* The problem: Set down each line of the material that follows, exactly, with no pictures.
* Start Stored rows *
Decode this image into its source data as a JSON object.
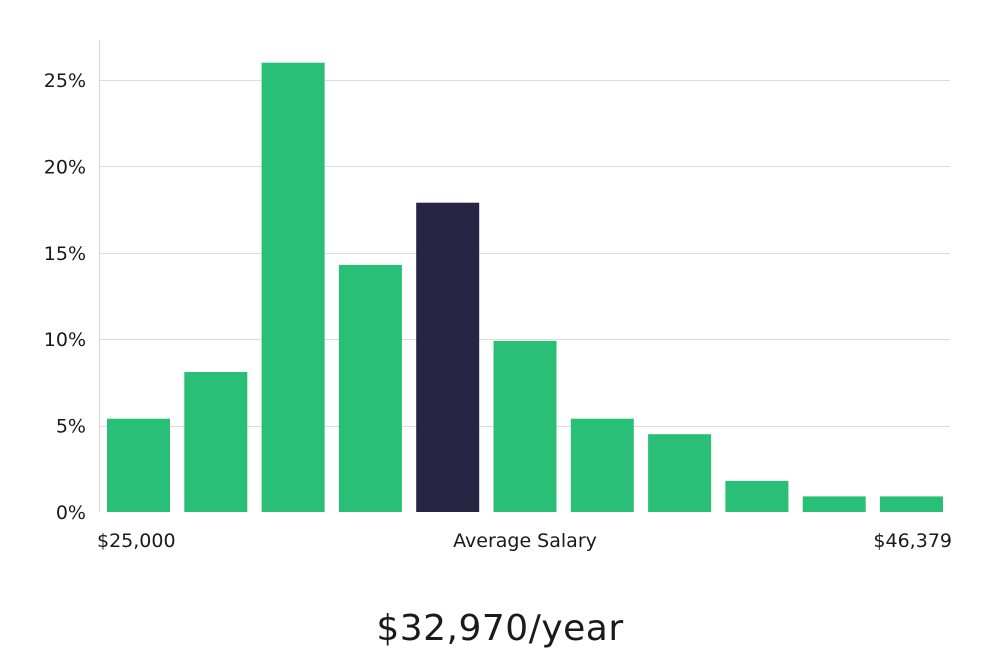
{
  "colors": {
    "bar": "#2abf76",
    "highlight": "#272444",
    "grid": "#dcdcdc"
  },
  "chart_data": {
    "type": "bar",
    "title": "",
    "xlabel": "Average Salary",
    "ylabel": "",
    "x_start_label": "$25,000",
    "x_end_label": "$46,379",
    "ylim": [
      0,
      27.2
    ],
    "y_ticks": [
      0,
      5,
      10,
      15,
      20,
      25
    ],
    "y_tick_labels": [
      "0%",
      "5%",
      "10%",
      "15%",
      "20%",
      "25%"
    ],
    "values": [
      5.4,
      8.1,
      26.0,
      14.3,
      17.9,
      9.9,
      5.4,
      4.5,
      1.8,
      0.9,
      0.9
    ],
    "highlight_index": 4,
    "grid": true
  },
  "caption": {
    "salary": "$32,970/year"
  }
}
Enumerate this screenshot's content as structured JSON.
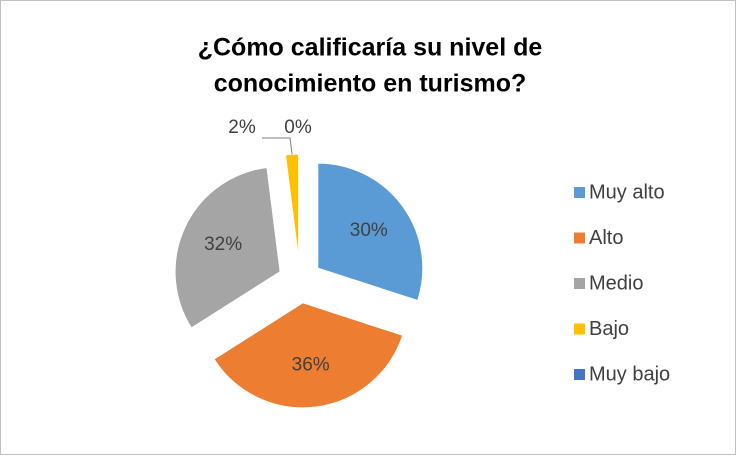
{
  "chart_data": {
    "type": "pie",
    "title": [
      "¿Cómo calificaría su nivel de",
      "conocimiento en turismo?"
    ],
    "categories": [
      "Muy alto",
      "Alto",
      "Medio",
      "Bajo",
      "Muy bajo"
    ],
    "values": [
      30,
      36,
      32,
      2,
      0
    ],
    "value_labels": [
      "30%",
      "36%",
      "32%",
      "2%",
      "0%"
    ],
    "colors": [
      "#5b9bd5",
      "#ed7d31",
      "#a5a5a5",
      "#ffc000",
      "#4472c4"
    ],
    "legend": "right"
  }
}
* End Stored rows *
* Solved problem:
Decode this image into its source data as a JSON object.
{
  "colors": {
    "bar": "#2abf76",
    "highlight": "#272444",
    "grid": "#dcdcdc"
  },
  "chart_data": {
    "type": "bar",
    "title": "",
    "xlabel": "Average Salary",
    "ylabel": "",
    "x_start_label": "$25,000",
    "x_end_label": "$46,379",
    "ylim": [
      0,
      27.2
    ],
    "y_ticks": [
      0,
      5,
      10,
      15,
      20,
      25
    ],
    "y_tick_labels": [
      "0%",
      "5%",
      "10%",
      "15%",
      "20%",
      "25%"
    ],
    "values": [
      5.4,
      8.1,
      26.0,
      14.3,
      17.9,
      9.9,
      5.4,
      4.5,
      1.8,
      0.9,
      0.9
    ],
    "highlight_index": 4,
    "grid": true
  },
  "caption": {
    "salary": "$32,970/year"
  }
}
Enumerate this screenshot's content as structured JSON.
{
  "chart_data": {
    "type": "pie",
    "title": [
      "¿Cómo calificaría su nivel de",
      "conocimiento en turismo?"
    ],
    "categories": [
      "Muy alto",
      "Alto",
      "Medio",
      "Bajo",
      "Muy bajo"
    ],
    "values": [
      30,
      36,
      32,
      2,
      0
    ],
    "value_labels": [
      "30%",
      "36%",
      "32%",
      "2%",
      "0%"
    ],
    "colors": [
      "#5b9bd5",
      "#ed7d31",
      "#a5a5a5",
      "#ffc000",
      "#4472c4"
    ],
    "legend": "right"
  }
}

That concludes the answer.